## Activity
What you produce should match the records below precisely, except that images are removed.

## Given records
---*---
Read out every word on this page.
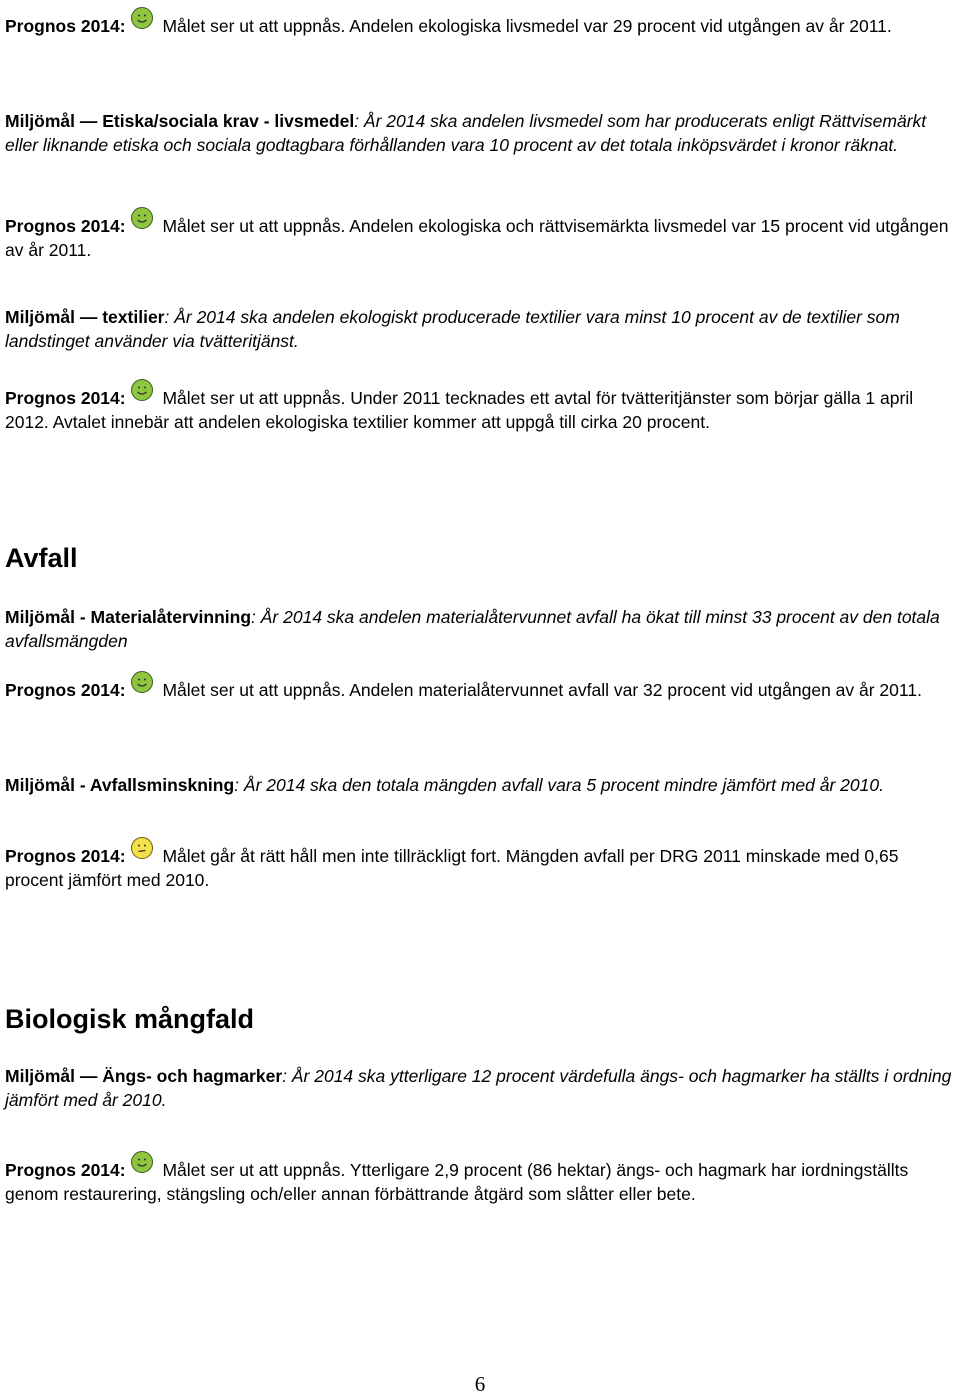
Prognos 2014: Målet ser ut att uppnås. Andelen ekologiska livsmedel var 29 procent vid utgången av år 2011.

Miljömål — Etiska/sociala krav - livsmedel: År 2014 ska andelen livsmedel som har producerats enligt Rättvisemärkt eller liknande etiska och sociala godtagbara förhållanden vara 10 procent av det totala inköpsvärdet i kronor räknat.

Prognos 2014: Målet ser ut att uppnås. Andelen ekologiska och rättvisemärkta livsmedel var 15 procent vid utgången av år 2011.

Miljömål — textilier: År 2014 ska andelen ekologiskt producerade textilier vara minst 10 procent av de textilier som landstinget använder via tvätteritjänst.

Prognos 2014: Målet ser ut att uppnås. Under 2011 tecknades ett avtal för tvätteritjänster som börjar gälla 1 april 2012. Avtalet innebär att andelen ekologiska textilier kommer att uppgå till cirka 20 procent.

Avfall

Miljömål - Materialåtervinning: År 2014 ska andelen materialåtervunnet avfall ha ökat till minst 33 procent av den totala avfallsmängden

Prognos 2014: Målet ser ut att uppnås. Andelen materialåtervunnet avfall var 32 procent vid utgången av år 2011.

Miljömål - Avfallsminskning: År 2014 ska den totala mängden avfall vara 5 procent mindre jämfört med år 2010.

Prognos 2014: Målet går åt rätt håll men inte tillräckligt fort. Mängden avfall per DRG 2011 minskade med 0,65 procent jämfört med 2010.

Biologisk mångfald

Miljömål — Ängs- och hagmarker: År 2014 ska ytterligare 12 procent värdefulla ängs- och hagmarker ha ställts i ordning jämfört med år 2010.

Prognos 2014: Målet ser ut att uppnås. Ytterligare 2,9 procent (86 hektar) ängs- och hagmark har iordningställts genom restaurering, stängsling och/eller annan förbättrande åtgärd som slåtter eller bete.

6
---*---
## Result of this exercise
Read out every word on this page.
Prognos 2014: Målet ser ut att uppnås. Andelen ekologiska livsmedel var 29 procent vid utgången av år 2011.

Miljömål — Etiska/sociala krav - livsmedel: År 2014 ska andelen livsmedel som har producerats enligt Rättvisemärkt eller liknande etiska och sociala godtagbara förhållanden vara 10 procent av det totala inköpsvärdet i kronor räknat.

Prognos 2014: Målet ser ut att uppnås. Andelen ekologiska och rättvisemärkta livsmedel var 15 procent vid utgången av år 2011.

Miljömål — textilier: År 2014 ska andelen ekologiskt producerade textilier vara minst 10 procent av de textilier som landstinget använder via tvätteritjänst.

Prognos 2014: Målet ser ut att uppnås. Under 2011 tecknades ett avtal för tvätteritjänster som börjar gälla 1 april 2012. Avtalet innebär att andelen ekologiska textilier kommer att uppgå till cirka 20 procent.

Avfall

Miljömål - Materialåtervinning: År 2014 ska andelen materialåtervunnet avfall ha ökat till minst 33 procent av den totala avfallsmängden

Prognos 2014: Målet ser ut att uppnås. Andelen materialåtervunnet avfall var 32 procent vid utgången av år 2011.

Miljömål - Avfallsminskning: År 2014 ska den totala mängden avfall vara 5 procent mindre jämfört med år 2010.

Prognos 2014: Målet går åt rätt håll men inte tillräckligt fort. Mängden avfall per DRG 2011 minskade med 0,65 procent jämfört med 2010.

Biologisk mångfald

Miljömål — Ängs- och hagmarker: År 2014 ska ytterligare 12 procent värdefulla ängs- och hagmarker ha ställts i ordning jämfört med år 2010.

Prognos 2014: Målet ser ut att uppnås. Ytterligare 2,9 procent (86 hektar) ängs- och hagmark har iordningställts genom restaurering, stängsling och/eller annan förbättrande åtgärd som slåtter eller bete.

6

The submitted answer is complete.